-- START OF Data for this task --
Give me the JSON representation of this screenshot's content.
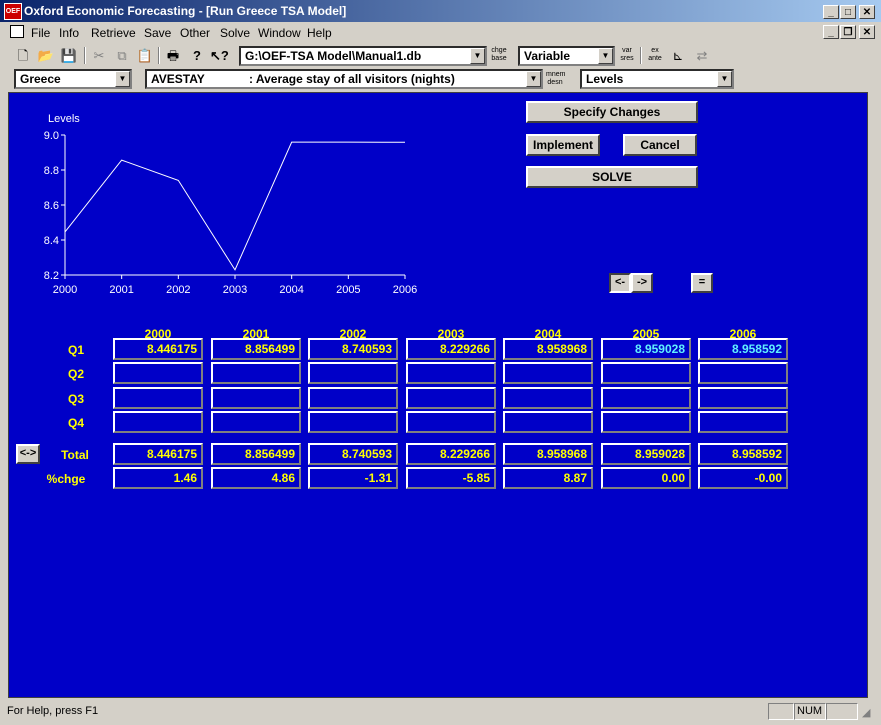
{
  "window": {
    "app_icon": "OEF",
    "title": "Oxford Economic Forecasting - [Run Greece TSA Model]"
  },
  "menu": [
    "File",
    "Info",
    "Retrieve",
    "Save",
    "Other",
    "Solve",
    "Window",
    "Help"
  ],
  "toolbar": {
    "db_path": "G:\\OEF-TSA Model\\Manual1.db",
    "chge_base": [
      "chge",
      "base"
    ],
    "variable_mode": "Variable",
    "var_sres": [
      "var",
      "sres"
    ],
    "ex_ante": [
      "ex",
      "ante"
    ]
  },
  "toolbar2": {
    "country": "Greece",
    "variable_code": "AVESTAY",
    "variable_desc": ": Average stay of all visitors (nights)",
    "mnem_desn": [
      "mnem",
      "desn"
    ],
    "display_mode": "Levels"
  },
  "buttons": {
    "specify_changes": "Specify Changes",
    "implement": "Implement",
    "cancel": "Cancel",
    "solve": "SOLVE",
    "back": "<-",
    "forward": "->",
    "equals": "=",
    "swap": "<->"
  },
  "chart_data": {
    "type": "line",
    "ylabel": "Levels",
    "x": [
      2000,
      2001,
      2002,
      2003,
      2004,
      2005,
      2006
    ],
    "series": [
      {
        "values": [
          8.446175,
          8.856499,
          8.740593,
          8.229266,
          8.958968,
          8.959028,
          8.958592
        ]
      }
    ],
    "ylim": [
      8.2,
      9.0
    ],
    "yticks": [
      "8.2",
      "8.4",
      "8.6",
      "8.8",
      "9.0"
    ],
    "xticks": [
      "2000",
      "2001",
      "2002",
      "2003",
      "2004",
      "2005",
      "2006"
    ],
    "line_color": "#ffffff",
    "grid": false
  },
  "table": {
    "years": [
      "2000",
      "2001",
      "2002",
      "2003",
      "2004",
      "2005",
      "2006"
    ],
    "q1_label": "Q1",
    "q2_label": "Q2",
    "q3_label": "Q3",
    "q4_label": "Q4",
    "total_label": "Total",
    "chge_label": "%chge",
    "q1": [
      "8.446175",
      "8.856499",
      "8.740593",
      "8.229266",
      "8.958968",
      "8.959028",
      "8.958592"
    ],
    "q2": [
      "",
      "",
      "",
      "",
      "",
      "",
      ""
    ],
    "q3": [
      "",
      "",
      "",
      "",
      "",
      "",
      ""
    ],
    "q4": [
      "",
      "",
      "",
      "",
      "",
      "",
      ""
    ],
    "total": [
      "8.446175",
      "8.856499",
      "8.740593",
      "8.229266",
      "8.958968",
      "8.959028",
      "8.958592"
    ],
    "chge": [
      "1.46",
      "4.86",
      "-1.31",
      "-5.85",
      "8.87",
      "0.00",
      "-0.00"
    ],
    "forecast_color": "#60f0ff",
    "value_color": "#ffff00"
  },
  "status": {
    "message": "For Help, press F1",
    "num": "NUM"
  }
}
-- END OF Data for this task --
• Task requirements: From the material above, reproduce everything verbatim except the pictures.

• Exercise result:
Give me the JSON representation of this screenshot's content.
{
  "window": {
    "app_icon": "OEF",
    "title": "Oxford Economic Forecasting - [Run Greece TSA Model]"
  },
  "menu": [
    "File",
    "Info",
    "Retrieve",
    "Save",
    "Other",
    "Solve",
    "Window",
    "Help"
  ],
  "toolbar": {
    "db_path": "G:\\OEF-TSA Model\\Manual1.db",
    "chge_base": [
      "chge",
      "base"
    ],
    "variable_mode": "Variable",
    "var_sres": [
      "var",
      "sres"
    ],
    "ex_ante": [
      "ex",
      "ante"
    ]
  },
  "toolbar2": {
    "country": "Greece",
    "variable_code": "AVESTAY",
    "variable_desc": ": Average stay of all visitors (nights)",
    "mnem_desn": [
      "mnem",
      "desn"
    ],
    "display_mode": "Levels"
  },
  "buttons": {
    "specify_changes": "Specify Changes",
    "implement": "Implement",
    "cancel": "Cancel",
    "solve": "SOLVE",
    "back": "<-",
    "forward": "->",
    "equals": "=",
    "swap": "<->"
  },
  "chart_data": {
    "type": "line",
    "ylabel": "Levels",
    "x": [
      2000,
      2001,
      2002,
      2003,
      2004,
      2005,
      2006
    ],
    "series": [
      {
        "values": [
          8.446175,
          8.856499,
          8.740593,
          8.229266,
          8.958968,
          8.959028,
          8.958592
        ]
      }
    ],
    "ylim": [
      8.2,
      9.0
    ],
    "yticks": [
      "8.2",
      "8.4",
      "8.6",
      "8.8",
      "9.0"
    ],
    "xticks": [
      "2000",
      "2001",
      "2002",
      "2003",
      "2004",
      "2005",
      "2006"
    ],
    "line_color": "#ffffff",
    "grid": false
  },
  "table": {
    "years": [
      "2000",
      "2001",
      "2002",
      "2003",
      "2004",
      "2005",
      "2006"
    ],
    "q1_label": "Q1",
    "q2_label": "Q2",
    "q3_label": "Q3",
    "q4_label": "Q4",
    "total_label": "Total",
    "chge_label": "%chge",
    "q1": [
      "8.446175",
      "8.856499",
      "8.740593",
      "8.229266",
      "8.958968",
      "8.959028",
      "8.958592"
    ],
    "q2": [
      "",
      "",
      "",
      "",
      "",
      "",
      ""
    ],
    "q3": [
      "",
      "",
      "",
      "",
      "",
      "",
      ""
    ],
    "q4": [
      "",
      "",
      "",
      "",
      "",
      "",
      ""
    ],
    "total": [
      "8.446175",
      "8.856499",
      "8.740593",
      "8.229266",
      "8.958968",
      "8.959028",
      "8.958592"
    ],
    "chge": [
      "1.46",
      "4.86",
      "-1.31",
      "-5.85",
      "8.87",
      "0.00",
      "-0.00"
    ],
    "forecast_color": "#60f0ff",
    "value_color": "#ffff00"
  },
  "status": {
    "message": "For Help, press F1",
    "num": "NUM"
  }
}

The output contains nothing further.